RECORDS SUPPLIED start
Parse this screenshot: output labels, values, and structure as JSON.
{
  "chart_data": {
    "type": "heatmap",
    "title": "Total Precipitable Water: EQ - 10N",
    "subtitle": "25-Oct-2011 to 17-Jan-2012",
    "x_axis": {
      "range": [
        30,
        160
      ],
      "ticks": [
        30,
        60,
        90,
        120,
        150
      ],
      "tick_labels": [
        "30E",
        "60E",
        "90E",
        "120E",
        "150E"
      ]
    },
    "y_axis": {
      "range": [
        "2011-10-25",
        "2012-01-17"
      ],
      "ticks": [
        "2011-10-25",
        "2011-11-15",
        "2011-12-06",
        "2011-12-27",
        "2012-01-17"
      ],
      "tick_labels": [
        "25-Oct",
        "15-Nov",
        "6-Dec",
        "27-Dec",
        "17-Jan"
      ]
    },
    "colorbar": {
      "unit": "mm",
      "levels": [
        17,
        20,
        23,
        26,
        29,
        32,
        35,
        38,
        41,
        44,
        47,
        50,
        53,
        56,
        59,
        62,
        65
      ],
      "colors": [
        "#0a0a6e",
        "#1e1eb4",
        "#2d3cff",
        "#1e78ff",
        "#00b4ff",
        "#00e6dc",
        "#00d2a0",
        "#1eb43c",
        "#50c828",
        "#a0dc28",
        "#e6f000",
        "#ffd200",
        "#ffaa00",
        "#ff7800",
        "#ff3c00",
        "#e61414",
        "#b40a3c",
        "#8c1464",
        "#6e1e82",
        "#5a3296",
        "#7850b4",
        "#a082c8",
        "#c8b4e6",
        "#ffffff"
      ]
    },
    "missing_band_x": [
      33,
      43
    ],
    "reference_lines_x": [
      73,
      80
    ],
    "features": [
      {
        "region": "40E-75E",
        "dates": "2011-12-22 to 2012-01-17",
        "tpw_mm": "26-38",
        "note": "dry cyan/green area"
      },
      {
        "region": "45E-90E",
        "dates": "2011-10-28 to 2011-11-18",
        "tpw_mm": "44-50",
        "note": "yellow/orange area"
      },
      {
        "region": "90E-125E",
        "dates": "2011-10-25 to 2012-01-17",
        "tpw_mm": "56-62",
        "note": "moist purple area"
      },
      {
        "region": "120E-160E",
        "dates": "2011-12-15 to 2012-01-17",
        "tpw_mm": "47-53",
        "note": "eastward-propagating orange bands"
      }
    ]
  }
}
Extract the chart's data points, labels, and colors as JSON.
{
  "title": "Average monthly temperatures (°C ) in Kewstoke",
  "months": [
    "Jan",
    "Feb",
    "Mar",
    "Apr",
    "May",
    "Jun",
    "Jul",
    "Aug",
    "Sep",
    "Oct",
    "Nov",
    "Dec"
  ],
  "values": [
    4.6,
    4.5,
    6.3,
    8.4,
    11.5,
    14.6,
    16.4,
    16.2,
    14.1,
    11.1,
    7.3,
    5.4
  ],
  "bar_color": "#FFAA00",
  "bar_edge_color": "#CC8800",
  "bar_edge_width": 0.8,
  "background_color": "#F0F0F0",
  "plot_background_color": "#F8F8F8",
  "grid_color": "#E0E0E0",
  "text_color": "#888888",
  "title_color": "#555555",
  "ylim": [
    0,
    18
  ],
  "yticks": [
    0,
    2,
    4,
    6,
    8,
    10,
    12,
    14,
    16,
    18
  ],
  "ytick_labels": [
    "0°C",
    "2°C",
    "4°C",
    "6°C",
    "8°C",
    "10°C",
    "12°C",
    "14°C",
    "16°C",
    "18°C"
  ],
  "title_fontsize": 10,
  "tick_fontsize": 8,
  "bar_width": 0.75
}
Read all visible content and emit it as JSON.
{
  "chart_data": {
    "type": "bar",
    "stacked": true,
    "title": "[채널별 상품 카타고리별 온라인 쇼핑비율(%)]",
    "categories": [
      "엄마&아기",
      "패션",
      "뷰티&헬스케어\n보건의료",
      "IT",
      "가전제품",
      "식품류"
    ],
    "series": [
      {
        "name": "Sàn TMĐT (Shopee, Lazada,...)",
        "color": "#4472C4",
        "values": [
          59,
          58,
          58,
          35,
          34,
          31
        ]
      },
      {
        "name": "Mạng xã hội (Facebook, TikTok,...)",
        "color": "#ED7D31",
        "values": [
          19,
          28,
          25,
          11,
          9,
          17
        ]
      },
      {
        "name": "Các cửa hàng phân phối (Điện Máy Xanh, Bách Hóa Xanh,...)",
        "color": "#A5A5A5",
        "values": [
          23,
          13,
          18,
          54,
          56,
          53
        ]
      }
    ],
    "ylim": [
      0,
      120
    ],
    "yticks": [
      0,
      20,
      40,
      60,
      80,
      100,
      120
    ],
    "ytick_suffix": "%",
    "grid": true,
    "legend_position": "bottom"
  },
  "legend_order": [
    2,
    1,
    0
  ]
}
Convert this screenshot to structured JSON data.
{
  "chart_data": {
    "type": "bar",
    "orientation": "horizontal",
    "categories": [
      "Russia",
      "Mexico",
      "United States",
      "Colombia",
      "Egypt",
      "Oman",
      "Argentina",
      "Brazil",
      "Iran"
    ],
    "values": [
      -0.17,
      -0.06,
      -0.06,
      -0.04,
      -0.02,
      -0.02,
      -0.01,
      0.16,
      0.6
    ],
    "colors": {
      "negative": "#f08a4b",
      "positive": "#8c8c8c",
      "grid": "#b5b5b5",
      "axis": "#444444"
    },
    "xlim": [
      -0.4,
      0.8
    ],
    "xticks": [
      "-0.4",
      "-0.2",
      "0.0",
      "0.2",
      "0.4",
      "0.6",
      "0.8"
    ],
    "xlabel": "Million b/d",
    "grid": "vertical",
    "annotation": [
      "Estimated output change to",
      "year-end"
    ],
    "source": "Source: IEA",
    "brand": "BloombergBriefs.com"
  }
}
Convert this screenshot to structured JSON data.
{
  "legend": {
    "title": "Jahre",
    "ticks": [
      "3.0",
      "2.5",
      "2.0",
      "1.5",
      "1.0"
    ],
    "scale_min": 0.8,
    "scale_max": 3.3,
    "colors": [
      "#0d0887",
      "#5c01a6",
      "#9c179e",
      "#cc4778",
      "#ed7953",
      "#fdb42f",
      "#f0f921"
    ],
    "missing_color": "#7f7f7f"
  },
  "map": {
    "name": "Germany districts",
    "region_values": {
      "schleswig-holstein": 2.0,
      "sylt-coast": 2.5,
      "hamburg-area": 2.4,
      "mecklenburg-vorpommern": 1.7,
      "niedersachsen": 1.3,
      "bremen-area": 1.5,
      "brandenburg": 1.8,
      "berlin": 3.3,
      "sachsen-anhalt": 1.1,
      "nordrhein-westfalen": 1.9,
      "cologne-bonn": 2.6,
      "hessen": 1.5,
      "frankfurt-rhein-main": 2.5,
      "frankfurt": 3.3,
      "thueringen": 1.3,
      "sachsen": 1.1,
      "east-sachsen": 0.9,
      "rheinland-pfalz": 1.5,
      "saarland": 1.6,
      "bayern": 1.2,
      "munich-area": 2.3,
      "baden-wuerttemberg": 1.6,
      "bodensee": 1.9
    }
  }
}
RECORDS SUPPLIED end
#### REQUIRED WORK
Your task is to repeat each line of the material exactly.

#### OUTPUT OF THE TASK
Parse this screenshot: output labels, values, and structure as JSON.
{
  "chart_data": {
    "type": "heatmap",
    "title": "Total Precipitable Water: EQ - 10N",
    "subtitle": "25-Oct-2011 to 17-Jan-2012",
    "x_axis": {
      "range": [
        30,
        160
      ],
      "ticks": [
        30,
        60,
        90,
        120,
        150
      ],
      "tick_labels": [
        "30E",
        "60E",
        "90E",
        "120E",
        "150E"
      ]
    },
    "y_axis": {
      "range": [
        "2011-10-25",
        "2012-01-17"
      ],
      "ticks": [
        "2011-10-25",
        "2011-11-15",
        "2011-12-06",
        "2011-12-27",
        "2012-01-17"
      ],
      "tick_labels": [
        "25-Oct",
        "15-Nov",
        "6-Dec",
        "27-Dec",
        "17-Jan"
      ]
    },
    "colorbar": {
      "unit": "mm",
      "levels": [
        17,
        20,
        23,
        26,
        29,
        32,
        35,
        38,
        41,
        44,
        47,
        50,
        53,
        56,
        59,
        62,
        65
      ],
      "colors": [
        "#0a0a6e",
        "#1e1eb4",
        "#2d3cff",
        "#1e78ff",
        "#00b4ff",
        "#00e6dc",
        "#00d2a0",
        "#1eb43c",
        "#50c828",
        "#a0dc28",
        "#e6f000",
        "#ffd200",
        "#ffaa00",
        "#ff7800",
        "#ff3c00",
        "#e61414",
        "#b40a3c",
        "#8c1464",
        "#6e1e82",
        "#5a3296",
        "#7850b4",
        "#a082c8",
        "#c8b4e6",
        "#ffffff"
      ]
    },
    "missing_band_x": [
      33,
      43
    ],
    "reference_lines_x": [
      73,
      80
    ],
    "features": [
      {
        "region": "40E-75E",
        "dates": "2011-12-22 to 2012-01-17",
        "tpw_mm": "26-38",
        "note": "dry cyan/green area"
      },
      {
        "region": "45E-90E",
        "dates": "2011-10-28 to 2011-11-18",
        "tpw_mm": "44-50",
        "note": "yellow/orange area"
      },
      {
        "region": "90E-125E",
        "dates": "2011-10-25 to 2012-01-17",
        "tpw_mm": "56-62",
        "note": "moist purple area"
      },
      {
        "region": "120E-160E",
        "dates": "2011-12-15 to 2012-01-17",
        "tpw_mm": "47-53",
        "note": "eastward-propagating orange bands"
      }
    ]
  }
}
Extract the chart's data points, labels, and colors as JSON.
{
  "title": "Average monthly temperatures (°C ) in Kewstoke",
  "months": [
    "Jan",
    "Feb",
    "Mar",
    "Apr",
    "May",
    "Jun",
    "Jul",
    "Aug",
    "Sep",
    "Oct",
    "Nov",
    "Dec"
  ],
  "values": [
    4.6,
    4.5,
    6.3,
    8.4,
    11.5,
    14.6,
    16.4,
    16.2,
    14.1,
    11.1,
    7.3,
    5.4
  ],
  "bar_color": "#FFAA00",
  "bar_edge_color": "#CC8800",
  "bar_edge_width": 0.8,
  "background_color": "#F0F0F0",
  "plot_background_color": "#F8F8F8",
  "grid_color": "#E0E0E0",
  "text_color": "#888888",
  "title_color": "#555555",
  "ylim": [
    0,
    18
  ],
  "yticks": [
    0,
    2,
    4,
    6,
    8,
    10,
    12,
    14,
    16,
    18
  ],
  "ytick_labels": [
    "0°C",
    "2°C",
    "4°C",
    "6°C",
    "8°C",
    "10°C",
    "12°C",
    "14°C",
    "16°C",
    "18°C"
  ],
  "title_fontsize": 10,
  "tick_fontsize": 8,
  "bar_width": 0.75
}
Read all visible content and emit it as JSON.
{
  "chart_data": {
    "type": "bar",
    "stacked": true,
    "title": "[채널별 상품 카타고리별 온라인 쇼핑비율(%)]",
    "categories": [
      "엄마&아기",
      "패션",
      "뷰티&헬스케어\n보건의료",
      "IT",
      "가전제품",
      "식품류"
    ],
    "series": [
      {
        "name": "Sàn TMĐT (Shopee, Lazada,...)",
        "color": "#4472C4",
        "values": [
          59,
          58,
          58,
          35,
          34,
          31
        ]
      },
      {
        "name": "Mạng xã hội (Facebook, TikTok,...)",
        "color": "#ED7D31",
        "values": [
          19,
          28,
          25,
          11,
          9,
          17
        ]
      },
      {
        "name": "Các cửa hàng phân phối (Điện Máy Xanh, Bách Hóa Xanh,...)",
        "color": "#A5A5A5",
        "values": [
          23,
          13,
          18,
          54,
          56,
          53
        ]
      }
    ],
    "ylim": [
      0,
      120
    ],
    "yticks": [
      0,
      20,
      40,
      60,
      80,
      100,
      120
    ],
    "ytick_suffix": "%",
    "grid": true,
    "legend_position": "bottom"
  },
  "legend_order": [
    2,
    1,
    0
  ]
}
Convert this screenshot to structured JSON data.
{
  "chart_data": {
    "type": "bar",
    "orientation": "horizontal",
    "categories": [
      "Russia",
      "Mexico",
      "United States",
      "Colombia",
      "Egypt",
      "Oman",
      "Argentina",
      "Brazil",
      "Iran"
    ],
    "values": [
      -0.17,
      -0.06,
      -0.06,
      -0.04,
      -0.02,
      -0.02,
      -0.01,
      0.16,
      0.6
    ],
    "colors": {
      "negative": "#f08a4b",
      "positive": "#8c8c8c",
      "grid": "#b5b5b5",
      "axis": "#444444"
    },
    "xlim": [
      -0.4,
      0.8
    ],
    "xticks": [
      "-0.4",
      "-0.2",
      "0.0",
      "0.2",
      "0.4",
      "0.6",
      "0.8"
    ],
    "xlabel": "Million b/d",
    "grid": "vertical",
    "annotation": [
      "Estimated output change to",
      "year-end"
    ],
    "source": "Source: IEA",
    "brand": "BloombergBriefs.com"
  }
}
Convert this screenshot to structured JSON data.
{
  "legend": {
    "title": "Jahre",
    "ticks": [
      "3.0",
      "2.5",
      "2.0",
      "1.5",
      "1.0"
    ],
    "scale_min": 0.8,
    "scale_max": 3.3,
    "colors": [
      "#0d0887",
      "#5c01a6",
      "#9c179e",
      "#cc4778",
      "#ed7953",
      "#fdb42f",
      "#f0f921"
    ],
    "missing_color": "#7f7f7f"
  },
  "map": {
    "name": "Germany districts",
    "region_values": {
      "schleswig-holstein": 2.0,
      "sylt-coast": 2.5,
      "hamburg-area": 2.4,
      "mecklenburg-vorpommern": 1.7,
      "niedersachsen": 1.3,
      "bremen-area": 1.5,
      "brandenburg": 1.8,
      "berlin": 3.3,
      "sachsen-anhalt": 1.1,
      "nordrhein-westfalen": 1.9,
      "cologne-bonn": 2.6,
      "hessen": 1.5,
      "frankfurt-rhein-main": 2.5,
      "frankfurt": 3.3,
      "thueringen": 1.3,
      "sachsen": 1.1,
      "east-sachsen": 0.9,
      "rheinland-pfalz": 1.5,
      "saarland": 1.6,
      "bayern": 1.2,
      "munich-area": 2.3,
      "baden-wuerttemberg": 1.6,
      "bodensee": 1.9
    }
  }
}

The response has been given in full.